● PROBLEM TO WORK ON
Work through the entries below and report how many lines include "will". The number alone is the answer.
------------------------------------------------------------
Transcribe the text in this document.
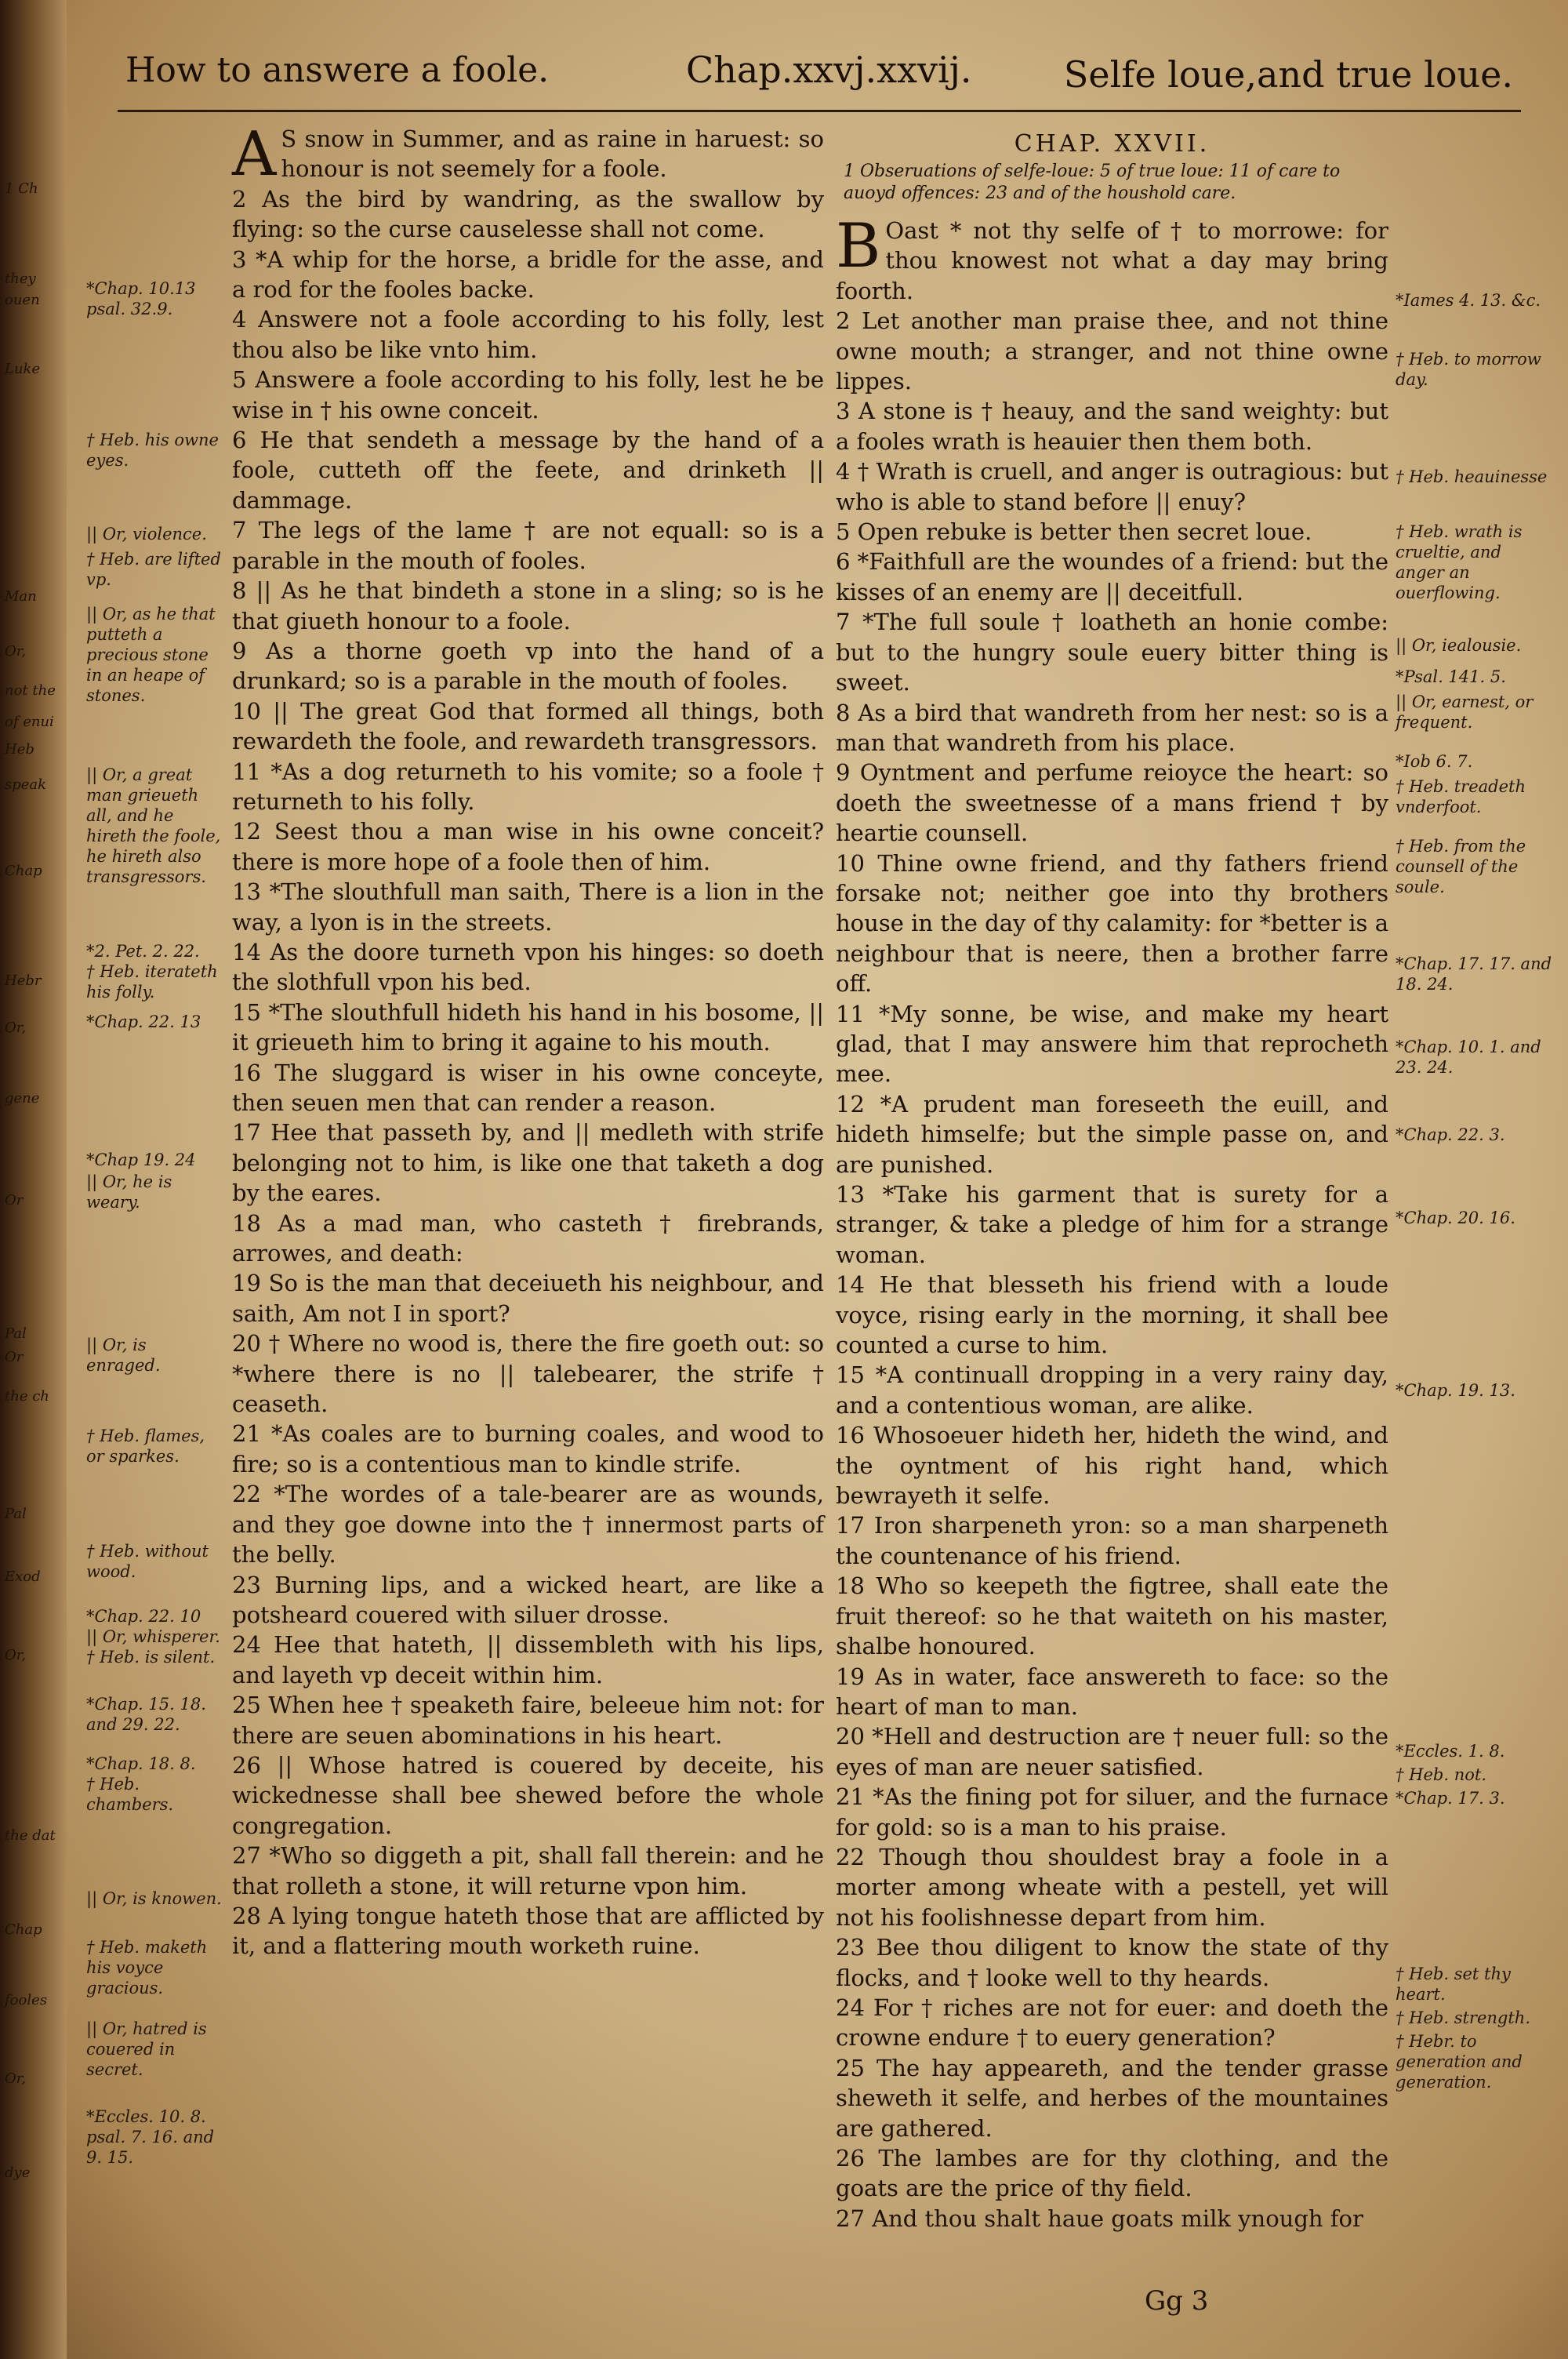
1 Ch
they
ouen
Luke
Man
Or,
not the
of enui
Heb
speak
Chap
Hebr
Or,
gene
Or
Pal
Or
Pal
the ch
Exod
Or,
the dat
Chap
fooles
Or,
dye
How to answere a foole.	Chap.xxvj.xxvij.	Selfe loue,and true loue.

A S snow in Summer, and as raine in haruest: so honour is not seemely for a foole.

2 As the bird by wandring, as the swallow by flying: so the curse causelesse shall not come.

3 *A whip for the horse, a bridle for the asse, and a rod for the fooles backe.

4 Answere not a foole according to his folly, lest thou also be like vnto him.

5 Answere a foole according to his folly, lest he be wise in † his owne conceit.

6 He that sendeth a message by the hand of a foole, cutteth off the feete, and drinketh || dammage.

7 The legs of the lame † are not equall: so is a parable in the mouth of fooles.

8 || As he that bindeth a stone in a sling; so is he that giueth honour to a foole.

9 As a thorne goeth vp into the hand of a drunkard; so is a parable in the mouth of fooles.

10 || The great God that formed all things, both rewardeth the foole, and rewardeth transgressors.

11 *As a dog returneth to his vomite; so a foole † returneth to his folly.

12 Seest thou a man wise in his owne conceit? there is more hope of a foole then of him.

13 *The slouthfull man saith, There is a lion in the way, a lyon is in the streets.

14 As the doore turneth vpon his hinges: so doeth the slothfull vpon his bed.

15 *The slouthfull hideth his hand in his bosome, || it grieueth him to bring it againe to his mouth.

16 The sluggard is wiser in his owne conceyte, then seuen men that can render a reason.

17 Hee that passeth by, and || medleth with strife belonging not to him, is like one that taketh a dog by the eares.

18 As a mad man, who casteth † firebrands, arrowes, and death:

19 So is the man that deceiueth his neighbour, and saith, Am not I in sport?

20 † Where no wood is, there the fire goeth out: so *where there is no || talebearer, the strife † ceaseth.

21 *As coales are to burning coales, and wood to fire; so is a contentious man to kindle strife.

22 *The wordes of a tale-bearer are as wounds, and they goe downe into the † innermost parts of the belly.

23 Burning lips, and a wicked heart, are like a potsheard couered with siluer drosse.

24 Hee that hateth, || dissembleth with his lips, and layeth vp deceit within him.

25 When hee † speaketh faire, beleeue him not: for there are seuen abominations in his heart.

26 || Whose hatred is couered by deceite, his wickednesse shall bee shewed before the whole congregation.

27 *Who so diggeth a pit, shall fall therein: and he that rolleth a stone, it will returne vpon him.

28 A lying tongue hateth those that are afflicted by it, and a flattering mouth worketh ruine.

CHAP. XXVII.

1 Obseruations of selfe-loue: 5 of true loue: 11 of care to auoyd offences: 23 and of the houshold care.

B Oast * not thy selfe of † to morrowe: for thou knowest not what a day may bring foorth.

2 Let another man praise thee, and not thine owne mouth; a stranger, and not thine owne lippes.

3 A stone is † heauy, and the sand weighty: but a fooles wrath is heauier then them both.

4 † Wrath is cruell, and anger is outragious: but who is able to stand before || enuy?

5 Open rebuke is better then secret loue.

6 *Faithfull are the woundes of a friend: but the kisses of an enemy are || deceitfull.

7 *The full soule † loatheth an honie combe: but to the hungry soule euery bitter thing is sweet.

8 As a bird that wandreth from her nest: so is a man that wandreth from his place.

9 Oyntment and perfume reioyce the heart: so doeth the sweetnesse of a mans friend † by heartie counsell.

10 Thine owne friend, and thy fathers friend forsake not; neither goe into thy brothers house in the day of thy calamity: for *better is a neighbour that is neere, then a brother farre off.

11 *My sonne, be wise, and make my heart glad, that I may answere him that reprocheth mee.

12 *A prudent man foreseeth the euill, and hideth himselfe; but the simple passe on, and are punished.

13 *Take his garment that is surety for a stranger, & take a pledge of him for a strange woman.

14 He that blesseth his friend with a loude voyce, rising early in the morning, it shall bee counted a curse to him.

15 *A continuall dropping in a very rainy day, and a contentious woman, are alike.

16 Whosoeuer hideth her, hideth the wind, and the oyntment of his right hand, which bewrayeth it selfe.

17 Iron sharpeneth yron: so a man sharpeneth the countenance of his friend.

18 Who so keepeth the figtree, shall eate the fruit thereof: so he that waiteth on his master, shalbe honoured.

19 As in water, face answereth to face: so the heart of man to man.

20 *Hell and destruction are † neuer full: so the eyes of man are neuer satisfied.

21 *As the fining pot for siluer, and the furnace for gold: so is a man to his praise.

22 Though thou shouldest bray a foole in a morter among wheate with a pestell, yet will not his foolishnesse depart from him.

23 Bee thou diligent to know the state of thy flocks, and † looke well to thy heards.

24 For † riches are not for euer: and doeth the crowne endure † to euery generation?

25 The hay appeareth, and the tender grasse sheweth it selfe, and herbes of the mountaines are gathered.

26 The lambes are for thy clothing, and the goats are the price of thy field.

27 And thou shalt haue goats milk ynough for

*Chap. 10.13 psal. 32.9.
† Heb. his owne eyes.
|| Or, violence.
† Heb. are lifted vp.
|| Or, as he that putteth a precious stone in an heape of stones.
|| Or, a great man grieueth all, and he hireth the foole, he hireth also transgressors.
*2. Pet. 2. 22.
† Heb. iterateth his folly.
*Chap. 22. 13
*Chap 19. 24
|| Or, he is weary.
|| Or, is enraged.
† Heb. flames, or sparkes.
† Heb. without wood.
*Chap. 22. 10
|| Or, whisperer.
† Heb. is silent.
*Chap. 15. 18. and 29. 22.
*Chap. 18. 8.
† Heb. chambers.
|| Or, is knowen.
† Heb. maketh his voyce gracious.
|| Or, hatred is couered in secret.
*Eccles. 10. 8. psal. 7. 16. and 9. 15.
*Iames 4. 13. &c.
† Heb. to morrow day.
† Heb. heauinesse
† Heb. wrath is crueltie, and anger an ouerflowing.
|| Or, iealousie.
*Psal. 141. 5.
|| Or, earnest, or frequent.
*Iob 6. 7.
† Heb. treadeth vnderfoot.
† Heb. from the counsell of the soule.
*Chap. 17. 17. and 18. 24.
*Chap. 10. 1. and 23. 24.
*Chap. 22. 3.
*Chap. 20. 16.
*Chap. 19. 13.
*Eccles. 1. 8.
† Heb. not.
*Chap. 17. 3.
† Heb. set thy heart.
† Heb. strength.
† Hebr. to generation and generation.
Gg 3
------------------------------------------------------------
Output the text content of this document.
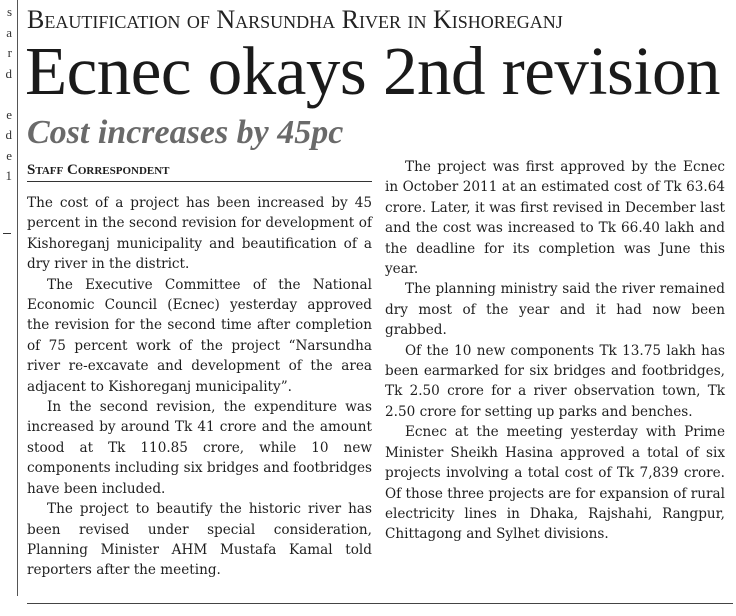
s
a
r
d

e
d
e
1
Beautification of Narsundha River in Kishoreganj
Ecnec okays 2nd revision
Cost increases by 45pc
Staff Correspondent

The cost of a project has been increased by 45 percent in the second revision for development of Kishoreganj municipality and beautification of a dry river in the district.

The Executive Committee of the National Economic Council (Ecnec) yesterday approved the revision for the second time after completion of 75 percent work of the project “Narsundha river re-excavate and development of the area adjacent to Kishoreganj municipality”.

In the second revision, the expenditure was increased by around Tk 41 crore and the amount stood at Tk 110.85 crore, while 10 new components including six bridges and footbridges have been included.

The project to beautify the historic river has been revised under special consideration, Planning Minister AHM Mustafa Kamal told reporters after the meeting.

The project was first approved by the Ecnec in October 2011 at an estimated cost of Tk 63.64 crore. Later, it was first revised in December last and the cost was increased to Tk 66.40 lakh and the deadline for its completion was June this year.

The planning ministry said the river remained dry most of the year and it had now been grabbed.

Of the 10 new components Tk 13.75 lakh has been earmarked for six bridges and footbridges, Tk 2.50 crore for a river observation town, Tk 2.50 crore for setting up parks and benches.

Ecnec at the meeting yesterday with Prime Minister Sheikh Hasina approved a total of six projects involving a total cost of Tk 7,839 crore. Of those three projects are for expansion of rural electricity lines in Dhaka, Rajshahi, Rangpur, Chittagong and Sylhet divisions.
------------------------------------------------------------
● EXPECTED OUTPUT
2